**RECORDS TO USE:**

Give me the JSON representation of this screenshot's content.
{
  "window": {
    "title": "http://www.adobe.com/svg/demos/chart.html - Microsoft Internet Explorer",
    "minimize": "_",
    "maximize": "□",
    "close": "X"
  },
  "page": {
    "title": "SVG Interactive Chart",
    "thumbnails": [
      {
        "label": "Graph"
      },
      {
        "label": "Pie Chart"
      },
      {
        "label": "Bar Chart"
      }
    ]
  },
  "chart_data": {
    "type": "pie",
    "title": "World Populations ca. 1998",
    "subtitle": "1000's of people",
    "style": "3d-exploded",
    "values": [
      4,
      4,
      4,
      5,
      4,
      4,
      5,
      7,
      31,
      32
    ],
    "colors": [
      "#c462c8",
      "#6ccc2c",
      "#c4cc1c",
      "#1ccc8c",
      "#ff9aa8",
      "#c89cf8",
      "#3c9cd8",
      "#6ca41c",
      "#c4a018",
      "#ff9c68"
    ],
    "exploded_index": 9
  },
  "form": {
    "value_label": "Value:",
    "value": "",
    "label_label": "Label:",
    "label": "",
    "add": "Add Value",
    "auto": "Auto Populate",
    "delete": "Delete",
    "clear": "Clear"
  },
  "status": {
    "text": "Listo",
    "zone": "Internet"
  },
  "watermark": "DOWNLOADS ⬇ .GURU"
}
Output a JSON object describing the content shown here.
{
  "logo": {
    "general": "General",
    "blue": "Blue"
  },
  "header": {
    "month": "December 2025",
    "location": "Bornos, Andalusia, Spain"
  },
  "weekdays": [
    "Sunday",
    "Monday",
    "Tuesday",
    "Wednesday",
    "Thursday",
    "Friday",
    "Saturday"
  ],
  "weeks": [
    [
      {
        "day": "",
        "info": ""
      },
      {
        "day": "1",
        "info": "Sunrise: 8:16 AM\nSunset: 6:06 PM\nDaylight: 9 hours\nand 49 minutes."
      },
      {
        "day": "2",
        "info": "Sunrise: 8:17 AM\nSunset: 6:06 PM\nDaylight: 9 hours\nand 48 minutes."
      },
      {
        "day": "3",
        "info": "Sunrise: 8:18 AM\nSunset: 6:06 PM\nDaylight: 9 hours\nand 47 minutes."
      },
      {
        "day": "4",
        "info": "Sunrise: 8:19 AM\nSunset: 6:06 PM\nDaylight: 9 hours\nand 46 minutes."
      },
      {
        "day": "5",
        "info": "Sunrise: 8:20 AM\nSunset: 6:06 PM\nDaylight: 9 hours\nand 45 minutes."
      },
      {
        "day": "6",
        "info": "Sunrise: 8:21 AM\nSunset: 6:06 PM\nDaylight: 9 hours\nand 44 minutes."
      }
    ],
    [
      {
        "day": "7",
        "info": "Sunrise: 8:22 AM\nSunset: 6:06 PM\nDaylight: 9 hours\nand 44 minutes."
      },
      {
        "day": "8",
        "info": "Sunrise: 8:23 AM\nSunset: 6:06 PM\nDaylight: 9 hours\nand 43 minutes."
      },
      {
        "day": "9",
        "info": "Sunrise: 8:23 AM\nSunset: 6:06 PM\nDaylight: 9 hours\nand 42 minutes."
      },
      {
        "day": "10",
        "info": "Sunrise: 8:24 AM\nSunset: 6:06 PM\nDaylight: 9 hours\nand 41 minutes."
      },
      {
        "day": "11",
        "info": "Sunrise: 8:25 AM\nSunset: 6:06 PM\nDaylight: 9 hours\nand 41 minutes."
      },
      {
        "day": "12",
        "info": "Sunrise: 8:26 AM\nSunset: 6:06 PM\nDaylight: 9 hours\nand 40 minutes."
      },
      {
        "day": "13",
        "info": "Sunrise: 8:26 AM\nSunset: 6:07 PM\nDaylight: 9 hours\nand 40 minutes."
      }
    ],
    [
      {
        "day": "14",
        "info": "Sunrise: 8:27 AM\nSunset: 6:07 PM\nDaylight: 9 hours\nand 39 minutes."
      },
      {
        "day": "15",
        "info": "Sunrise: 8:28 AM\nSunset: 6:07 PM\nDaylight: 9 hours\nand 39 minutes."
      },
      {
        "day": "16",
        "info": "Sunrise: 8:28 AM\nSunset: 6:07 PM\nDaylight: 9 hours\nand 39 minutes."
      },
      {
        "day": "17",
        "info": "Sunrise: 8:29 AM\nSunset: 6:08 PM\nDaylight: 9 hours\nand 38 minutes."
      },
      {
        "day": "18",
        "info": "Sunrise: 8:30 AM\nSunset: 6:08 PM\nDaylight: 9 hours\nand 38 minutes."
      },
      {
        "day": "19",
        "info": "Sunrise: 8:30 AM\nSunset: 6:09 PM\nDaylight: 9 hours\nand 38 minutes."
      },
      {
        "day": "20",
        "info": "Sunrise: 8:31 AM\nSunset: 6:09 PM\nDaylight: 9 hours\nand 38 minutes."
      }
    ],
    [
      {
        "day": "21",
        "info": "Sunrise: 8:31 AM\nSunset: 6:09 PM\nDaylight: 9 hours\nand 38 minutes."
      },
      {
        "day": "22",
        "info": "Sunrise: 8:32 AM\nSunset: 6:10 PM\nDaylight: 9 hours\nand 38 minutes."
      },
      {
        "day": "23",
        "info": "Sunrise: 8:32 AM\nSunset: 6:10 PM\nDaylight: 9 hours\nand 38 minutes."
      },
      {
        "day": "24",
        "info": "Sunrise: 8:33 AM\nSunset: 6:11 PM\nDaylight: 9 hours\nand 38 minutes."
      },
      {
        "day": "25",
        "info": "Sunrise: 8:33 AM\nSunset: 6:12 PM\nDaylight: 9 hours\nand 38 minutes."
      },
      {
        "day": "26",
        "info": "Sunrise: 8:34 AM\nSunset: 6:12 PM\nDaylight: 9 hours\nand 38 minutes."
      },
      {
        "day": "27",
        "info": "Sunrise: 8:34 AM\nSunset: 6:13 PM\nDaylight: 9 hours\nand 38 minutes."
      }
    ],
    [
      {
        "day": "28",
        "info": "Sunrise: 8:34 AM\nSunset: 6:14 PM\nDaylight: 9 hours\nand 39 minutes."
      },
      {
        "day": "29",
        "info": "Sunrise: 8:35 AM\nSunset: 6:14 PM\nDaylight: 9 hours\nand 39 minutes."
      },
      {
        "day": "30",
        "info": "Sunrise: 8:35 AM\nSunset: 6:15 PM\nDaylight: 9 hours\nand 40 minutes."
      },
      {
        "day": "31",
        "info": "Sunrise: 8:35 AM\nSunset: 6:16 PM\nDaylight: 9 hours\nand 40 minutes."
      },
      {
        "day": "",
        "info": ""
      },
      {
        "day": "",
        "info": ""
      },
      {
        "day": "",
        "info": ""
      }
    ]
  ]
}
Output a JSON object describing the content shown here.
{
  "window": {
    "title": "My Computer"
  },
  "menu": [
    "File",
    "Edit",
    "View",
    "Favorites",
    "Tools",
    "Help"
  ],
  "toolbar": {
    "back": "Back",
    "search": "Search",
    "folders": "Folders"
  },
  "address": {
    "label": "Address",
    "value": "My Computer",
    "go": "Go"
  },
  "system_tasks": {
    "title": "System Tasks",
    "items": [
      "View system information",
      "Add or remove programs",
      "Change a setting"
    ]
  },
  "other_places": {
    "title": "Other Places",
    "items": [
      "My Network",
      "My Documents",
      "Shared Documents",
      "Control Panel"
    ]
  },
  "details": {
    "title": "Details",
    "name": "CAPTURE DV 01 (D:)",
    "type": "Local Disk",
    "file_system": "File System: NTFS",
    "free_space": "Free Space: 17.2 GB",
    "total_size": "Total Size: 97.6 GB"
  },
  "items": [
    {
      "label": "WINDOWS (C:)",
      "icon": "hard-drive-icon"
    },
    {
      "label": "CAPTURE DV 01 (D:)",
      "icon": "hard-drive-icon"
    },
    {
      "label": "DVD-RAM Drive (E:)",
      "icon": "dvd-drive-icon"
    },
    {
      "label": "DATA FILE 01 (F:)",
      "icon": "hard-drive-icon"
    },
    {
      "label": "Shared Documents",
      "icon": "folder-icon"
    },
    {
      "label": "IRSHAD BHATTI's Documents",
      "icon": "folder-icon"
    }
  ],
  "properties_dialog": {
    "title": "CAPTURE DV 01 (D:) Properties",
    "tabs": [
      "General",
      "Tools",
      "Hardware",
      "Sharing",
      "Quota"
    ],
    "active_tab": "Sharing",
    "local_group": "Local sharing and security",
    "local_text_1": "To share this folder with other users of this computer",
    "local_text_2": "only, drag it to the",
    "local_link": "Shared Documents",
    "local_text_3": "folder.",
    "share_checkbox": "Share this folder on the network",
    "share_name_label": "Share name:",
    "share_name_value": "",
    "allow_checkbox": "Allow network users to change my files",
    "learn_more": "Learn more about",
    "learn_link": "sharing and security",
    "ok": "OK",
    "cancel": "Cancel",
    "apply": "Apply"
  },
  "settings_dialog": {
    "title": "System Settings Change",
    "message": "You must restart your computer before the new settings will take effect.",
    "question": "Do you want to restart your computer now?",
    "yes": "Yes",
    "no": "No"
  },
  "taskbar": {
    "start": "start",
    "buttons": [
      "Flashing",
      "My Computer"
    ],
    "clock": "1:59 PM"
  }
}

**WORK TO DO:** Copy every line in the entries above that has the string "Documents" in it.

**WRITTEN ANSWER:**
      "My Documents",
      "Shared Documents",
      "label": "Shared Documents",
      "label": "IRSHAD BHATTI's Documents",
    "local_link": "Shared Documents",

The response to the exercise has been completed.